## What the task asks
Read through the entries below and return each line with the word "AlpMed".

▬▬▬▬▬▬▬▬▬▬

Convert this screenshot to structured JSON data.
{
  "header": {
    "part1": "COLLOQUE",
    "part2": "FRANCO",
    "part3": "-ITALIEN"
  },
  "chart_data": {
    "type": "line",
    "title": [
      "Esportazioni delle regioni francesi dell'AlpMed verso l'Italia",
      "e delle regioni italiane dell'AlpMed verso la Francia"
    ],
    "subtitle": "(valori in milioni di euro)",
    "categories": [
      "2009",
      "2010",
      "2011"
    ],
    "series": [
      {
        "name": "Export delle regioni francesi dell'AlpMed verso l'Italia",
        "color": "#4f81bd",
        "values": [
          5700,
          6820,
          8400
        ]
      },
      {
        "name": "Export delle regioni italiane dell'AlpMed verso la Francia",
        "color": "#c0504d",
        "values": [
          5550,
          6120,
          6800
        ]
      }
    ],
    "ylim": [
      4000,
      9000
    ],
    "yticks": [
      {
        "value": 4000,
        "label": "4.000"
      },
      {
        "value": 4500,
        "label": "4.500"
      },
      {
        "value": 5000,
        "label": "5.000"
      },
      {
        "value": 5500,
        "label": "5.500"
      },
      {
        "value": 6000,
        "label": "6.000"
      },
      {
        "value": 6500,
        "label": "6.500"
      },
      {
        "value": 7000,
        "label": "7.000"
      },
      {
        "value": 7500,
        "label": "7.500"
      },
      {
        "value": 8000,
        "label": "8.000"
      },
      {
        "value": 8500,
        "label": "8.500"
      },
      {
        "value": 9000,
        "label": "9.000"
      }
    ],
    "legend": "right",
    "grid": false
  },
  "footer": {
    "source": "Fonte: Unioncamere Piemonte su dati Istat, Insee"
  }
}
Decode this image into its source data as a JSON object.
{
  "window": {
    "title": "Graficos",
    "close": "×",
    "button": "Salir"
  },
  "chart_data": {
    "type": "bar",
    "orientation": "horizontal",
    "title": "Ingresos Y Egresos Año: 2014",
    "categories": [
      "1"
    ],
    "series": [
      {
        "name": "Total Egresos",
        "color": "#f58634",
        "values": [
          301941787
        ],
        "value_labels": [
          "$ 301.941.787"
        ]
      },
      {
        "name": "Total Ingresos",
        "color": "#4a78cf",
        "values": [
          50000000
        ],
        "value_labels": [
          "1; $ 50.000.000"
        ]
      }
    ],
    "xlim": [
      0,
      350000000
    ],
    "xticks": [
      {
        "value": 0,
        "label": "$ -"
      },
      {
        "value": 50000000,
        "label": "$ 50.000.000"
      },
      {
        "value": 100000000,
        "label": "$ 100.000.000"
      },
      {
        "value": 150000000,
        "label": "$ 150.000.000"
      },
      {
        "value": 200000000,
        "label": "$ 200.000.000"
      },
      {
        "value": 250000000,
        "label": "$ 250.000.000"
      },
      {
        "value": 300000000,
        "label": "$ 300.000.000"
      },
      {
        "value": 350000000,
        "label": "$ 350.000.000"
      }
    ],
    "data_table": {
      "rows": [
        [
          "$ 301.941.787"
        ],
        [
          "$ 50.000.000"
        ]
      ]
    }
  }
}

▬▬▬▬▬▬▬▬▬▬

## Worked solution
      "Esportazioni delle regioni francesi dell'AlpMed verso l'Italia",
      "e delle regioni italiane dell'AlpMed verso la Francia"
        "name": "Export delle regioni francesi dell'AlpMed verso l'Italia",
        "name": "Export delle regioni italiane dell'AlpMed verso la Francia",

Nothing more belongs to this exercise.